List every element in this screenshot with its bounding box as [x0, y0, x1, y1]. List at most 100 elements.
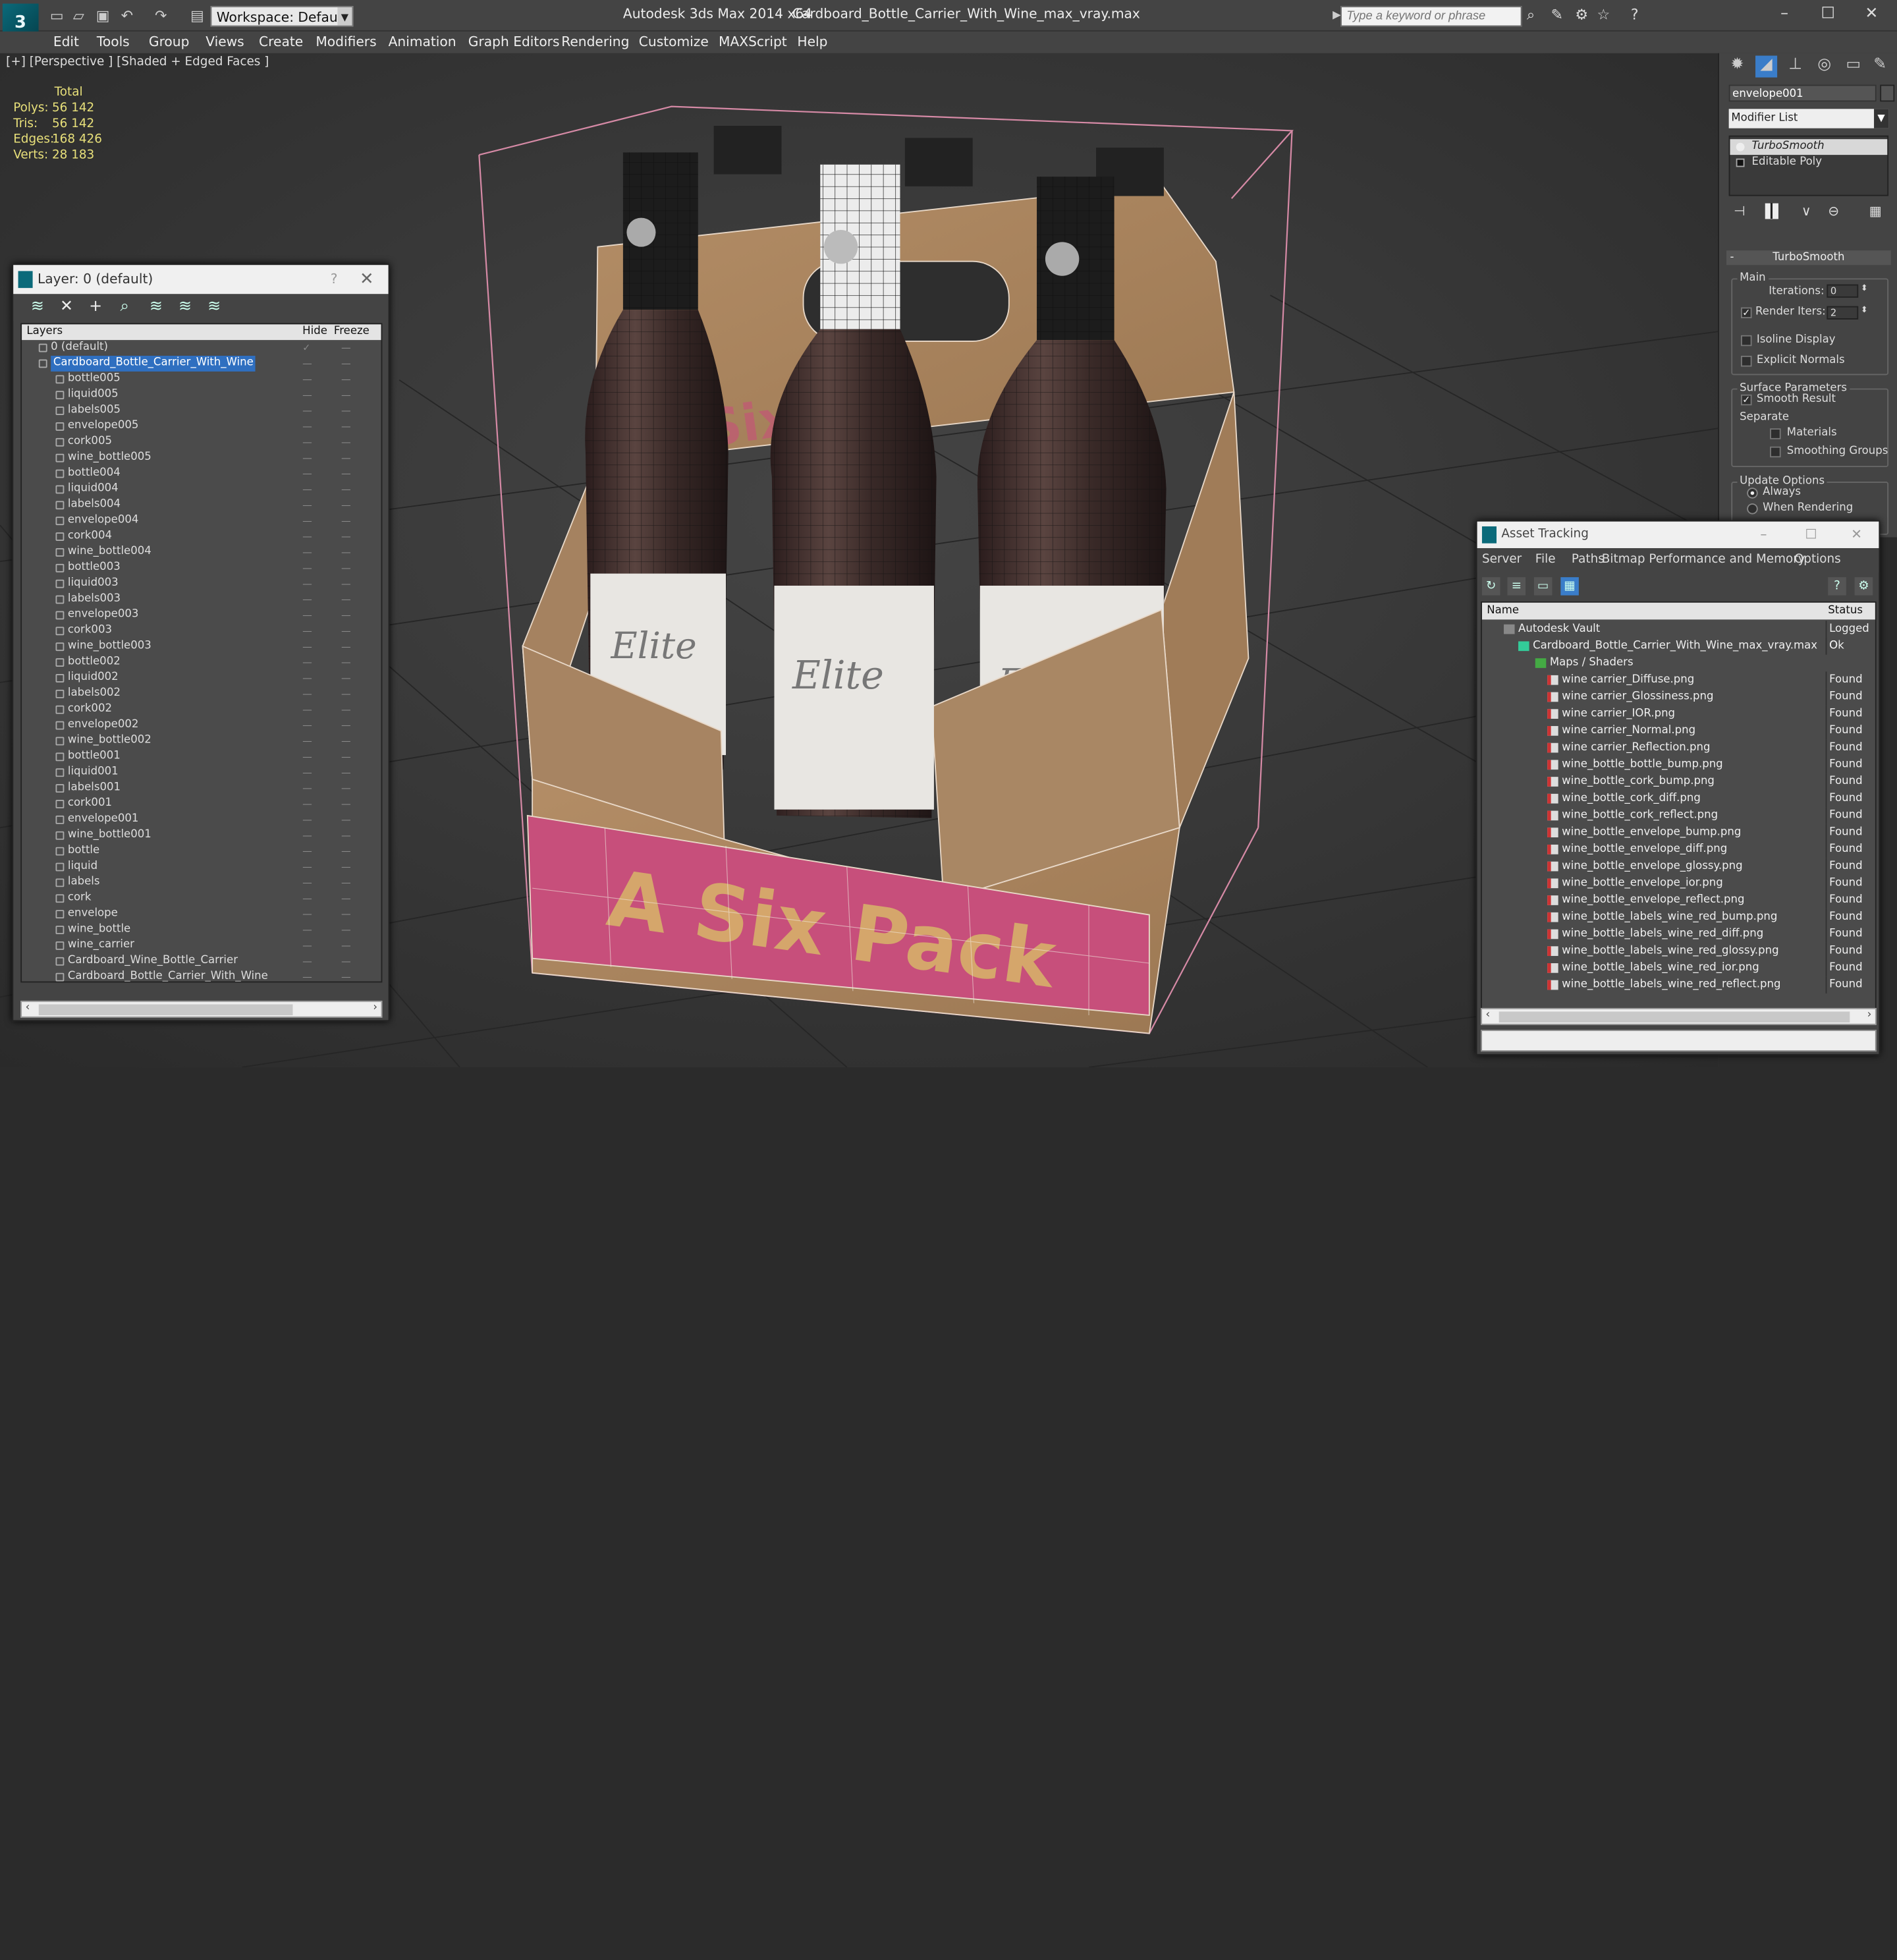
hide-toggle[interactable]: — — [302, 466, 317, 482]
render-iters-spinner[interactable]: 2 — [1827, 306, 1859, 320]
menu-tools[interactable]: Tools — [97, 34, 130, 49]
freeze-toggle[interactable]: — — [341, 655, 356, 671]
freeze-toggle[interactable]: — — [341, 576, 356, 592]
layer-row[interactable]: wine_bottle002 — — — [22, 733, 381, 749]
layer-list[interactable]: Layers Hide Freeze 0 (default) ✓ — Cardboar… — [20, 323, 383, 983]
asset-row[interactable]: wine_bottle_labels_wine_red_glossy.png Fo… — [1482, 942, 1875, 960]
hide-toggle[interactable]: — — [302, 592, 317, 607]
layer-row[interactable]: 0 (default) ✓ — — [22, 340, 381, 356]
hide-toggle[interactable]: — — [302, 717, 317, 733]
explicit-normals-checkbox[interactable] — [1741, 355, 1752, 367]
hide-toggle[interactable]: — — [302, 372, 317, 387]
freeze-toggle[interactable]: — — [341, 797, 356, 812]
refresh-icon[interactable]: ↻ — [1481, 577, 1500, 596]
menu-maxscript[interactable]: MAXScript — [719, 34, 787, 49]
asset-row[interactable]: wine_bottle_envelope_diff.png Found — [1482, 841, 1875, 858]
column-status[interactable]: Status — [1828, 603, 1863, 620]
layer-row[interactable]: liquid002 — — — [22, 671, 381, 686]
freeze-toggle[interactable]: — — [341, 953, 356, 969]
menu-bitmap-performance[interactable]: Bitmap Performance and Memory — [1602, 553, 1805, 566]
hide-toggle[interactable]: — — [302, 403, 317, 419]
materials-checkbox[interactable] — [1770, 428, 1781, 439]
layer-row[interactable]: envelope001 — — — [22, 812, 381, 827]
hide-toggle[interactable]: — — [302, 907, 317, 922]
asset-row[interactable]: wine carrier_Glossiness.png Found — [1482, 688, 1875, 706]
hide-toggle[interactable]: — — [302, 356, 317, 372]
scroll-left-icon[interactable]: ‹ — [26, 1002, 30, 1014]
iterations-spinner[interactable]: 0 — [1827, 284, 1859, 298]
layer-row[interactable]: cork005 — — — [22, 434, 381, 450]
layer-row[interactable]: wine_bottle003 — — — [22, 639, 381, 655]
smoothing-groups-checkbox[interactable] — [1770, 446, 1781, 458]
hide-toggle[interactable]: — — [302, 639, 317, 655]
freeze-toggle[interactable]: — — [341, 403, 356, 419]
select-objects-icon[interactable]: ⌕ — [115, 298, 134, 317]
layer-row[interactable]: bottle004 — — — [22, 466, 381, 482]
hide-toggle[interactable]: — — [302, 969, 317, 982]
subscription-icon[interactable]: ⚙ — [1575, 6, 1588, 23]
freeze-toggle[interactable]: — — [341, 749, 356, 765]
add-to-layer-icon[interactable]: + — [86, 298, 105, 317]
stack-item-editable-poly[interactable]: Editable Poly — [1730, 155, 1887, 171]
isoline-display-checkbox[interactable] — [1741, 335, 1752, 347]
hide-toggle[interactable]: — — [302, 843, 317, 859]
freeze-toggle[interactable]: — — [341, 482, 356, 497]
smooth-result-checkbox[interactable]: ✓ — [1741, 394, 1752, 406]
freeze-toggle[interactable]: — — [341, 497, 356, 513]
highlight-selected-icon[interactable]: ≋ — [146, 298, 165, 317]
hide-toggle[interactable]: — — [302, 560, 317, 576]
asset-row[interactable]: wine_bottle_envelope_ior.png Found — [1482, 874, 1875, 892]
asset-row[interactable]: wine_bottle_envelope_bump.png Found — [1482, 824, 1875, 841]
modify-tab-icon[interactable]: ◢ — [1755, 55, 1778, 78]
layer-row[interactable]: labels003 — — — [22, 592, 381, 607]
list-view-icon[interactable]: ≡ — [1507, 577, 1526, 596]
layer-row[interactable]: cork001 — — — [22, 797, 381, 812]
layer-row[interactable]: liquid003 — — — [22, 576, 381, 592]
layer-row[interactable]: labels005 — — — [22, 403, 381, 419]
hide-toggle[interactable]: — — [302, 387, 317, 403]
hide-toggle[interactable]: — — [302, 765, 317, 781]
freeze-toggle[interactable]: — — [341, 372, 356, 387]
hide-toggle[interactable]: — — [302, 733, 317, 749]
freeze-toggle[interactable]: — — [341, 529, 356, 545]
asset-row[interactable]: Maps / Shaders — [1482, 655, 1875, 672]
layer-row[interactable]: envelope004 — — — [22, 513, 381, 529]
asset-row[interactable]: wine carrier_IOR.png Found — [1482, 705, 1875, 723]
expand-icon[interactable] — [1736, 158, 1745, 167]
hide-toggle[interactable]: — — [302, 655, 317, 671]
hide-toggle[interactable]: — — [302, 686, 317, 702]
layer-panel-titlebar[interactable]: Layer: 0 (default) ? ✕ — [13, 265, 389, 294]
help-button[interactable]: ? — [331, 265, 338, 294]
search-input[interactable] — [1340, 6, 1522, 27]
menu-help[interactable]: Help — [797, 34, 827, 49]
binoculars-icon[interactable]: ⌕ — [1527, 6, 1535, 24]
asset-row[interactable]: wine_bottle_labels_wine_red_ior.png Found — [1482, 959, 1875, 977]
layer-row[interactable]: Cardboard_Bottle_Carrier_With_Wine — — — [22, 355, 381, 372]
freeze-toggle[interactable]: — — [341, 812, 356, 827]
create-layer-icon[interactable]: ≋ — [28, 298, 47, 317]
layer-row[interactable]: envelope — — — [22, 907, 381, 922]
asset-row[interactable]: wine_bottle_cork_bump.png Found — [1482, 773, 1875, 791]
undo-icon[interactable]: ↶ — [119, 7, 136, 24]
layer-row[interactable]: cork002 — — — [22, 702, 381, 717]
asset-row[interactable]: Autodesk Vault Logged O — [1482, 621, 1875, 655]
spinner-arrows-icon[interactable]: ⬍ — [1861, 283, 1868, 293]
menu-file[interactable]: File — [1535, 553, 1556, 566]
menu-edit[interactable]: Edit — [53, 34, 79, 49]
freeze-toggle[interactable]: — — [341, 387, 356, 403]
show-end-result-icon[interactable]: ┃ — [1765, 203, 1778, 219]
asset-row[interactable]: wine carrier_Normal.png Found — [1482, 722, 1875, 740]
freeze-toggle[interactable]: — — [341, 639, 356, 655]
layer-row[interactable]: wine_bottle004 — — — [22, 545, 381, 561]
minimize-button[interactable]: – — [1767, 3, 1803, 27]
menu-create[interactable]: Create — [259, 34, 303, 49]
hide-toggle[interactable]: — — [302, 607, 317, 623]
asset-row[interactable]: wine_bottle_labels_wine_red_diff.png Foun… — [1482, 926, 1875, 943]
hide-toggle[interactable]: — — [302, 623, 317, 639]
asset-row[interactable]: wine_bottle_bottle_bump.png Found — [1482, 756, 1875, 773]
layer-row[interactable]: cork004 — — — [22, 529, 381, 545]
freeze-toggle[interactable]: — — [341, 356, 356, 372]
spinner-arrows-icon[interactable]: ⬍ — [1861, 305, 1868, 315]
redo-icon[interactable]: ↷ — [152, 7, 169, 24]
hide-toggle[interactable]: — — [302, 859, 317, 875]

**What the task asks:** List, copied in full, every line of the items above that contains the string "Found".

**Result of the exercise:**
asset-row[interactable]: wine_bottle_envelope_diff.png Found — [1482, 841, 1875, 858]
asset-row[interactable]: wine carrier_Glossiness.png Found — [1482, 688, 1875, 706]
asset-row[interactable]: wine_bottle_envelope_ior.png Found — [1482, 874, 1875, 892]
asset-row[interactable]: wine_bottle_envelope_bump.png Found — [1482, 824, 1875, 841]
asset-row[interactable]: wine carrier_IOR.png Found — [1482, 705, 1875, 723]
asset-row[interactable]: wine_bottle_labels_wine_red_ior.png Found — [1482, 959, 1875, 977]
asset-row[interactable]: wine_bottle_cork_bump.png Found — [1482, 773, 1875, 791]
asset-row[interactable]: wine carrier_Normal.png Found — [1482, 722, 1875, 740]
asset-row[interactable]: wine_bottle_bottle_bump.png Found — [1482, 756, 1875, 773]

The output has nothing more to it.